PROBLEM TO WORK ON:
Pick out all lines in the listing holding the string "this" and copy them.

RECORDED INFORMATION:

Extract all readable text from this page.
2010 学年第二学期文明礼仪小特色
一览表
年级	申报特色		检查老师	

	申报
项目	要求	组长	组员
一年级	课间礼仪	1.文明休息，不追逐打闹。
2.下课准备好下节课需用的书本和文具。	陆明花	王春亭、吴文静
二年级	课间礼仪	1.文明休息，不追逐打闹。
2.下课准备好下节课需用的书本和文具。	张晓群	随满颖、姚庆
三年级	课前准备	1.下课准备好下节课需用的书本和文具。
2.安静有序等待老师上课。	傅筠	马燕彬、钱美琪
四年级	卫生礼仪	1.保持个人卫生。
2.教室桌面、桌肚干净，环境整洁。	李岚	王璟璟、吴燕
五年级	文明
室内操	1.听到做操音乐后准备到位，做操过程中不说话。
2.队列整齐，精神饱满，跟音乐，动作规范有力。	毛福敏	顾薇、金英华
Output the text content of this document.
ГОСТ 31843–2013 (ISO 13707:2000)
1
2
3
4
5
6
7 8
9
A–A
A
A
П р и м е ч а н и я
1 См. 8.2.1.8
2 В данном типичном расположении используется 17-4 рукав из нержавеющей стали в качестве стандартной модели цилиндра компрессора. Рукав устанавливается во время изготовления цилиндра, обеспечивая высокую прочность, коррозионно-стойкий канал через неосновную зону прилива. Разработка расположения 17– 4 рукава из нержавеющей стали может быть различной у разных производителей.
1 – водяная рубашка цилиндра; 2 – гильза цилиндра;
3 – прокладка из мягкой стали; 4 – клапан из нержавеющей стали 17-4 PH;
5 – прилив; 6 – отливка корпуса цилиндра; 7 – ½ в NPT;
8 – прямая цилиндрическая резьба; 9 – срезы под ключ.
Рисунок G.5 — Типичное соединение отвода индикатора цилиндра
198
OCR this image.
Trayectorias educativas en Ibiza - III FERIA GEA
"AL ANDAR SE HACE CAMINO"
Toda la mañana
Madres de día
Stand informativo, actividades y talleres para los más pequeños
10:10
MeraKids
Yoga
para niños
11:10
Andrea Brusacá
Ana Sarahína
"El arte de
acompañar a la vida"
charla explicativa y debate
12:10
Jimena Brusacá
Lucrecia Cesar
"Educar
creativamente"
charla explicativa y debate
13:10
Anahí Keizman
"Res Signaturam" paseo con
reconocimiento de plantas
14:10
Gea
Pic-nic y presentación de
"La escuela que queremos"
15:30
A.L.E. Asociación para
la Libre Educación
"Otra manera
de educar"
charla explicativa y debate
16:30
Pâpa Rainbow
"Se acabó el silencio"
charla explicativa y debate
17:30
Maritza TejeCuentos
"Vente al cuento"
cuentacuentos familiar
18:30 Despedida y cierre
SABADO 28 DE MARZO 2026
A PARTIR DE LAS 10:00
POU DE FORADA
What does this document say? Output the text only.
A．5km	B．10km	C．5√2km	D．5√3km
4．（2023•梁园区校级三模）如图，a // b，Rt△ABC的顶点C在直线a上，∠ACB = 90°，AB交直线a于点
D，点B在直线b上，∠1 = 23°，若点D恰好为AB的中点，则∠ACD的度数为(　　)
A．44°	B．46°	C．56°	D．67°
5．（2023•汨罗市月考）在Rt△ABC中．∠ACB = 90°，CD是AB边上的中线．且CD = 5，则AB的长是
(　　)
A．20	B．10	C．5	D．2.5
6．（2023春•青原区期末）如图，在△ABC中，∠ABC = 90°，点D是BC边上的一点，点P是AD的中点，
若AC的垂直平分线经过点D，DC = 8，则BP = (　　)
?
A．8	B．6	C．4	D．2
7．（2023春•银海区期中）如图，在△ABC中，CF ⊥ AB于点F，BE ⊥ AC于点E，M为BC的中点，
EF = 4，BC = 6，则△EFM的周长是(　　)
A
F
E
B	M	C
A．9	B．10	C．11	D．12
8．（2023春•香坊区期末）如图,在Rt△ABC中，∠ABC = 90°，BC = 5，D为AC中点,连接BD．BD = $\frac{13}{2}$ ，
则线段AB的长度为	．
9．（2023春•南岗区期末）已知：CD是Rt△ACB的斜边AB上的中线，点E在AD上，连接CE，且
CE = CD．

COMPLETED TASK:
Extract all readable text from this page.
Output the text content of this document.
OCR this image.
What does this document say? Output the text only.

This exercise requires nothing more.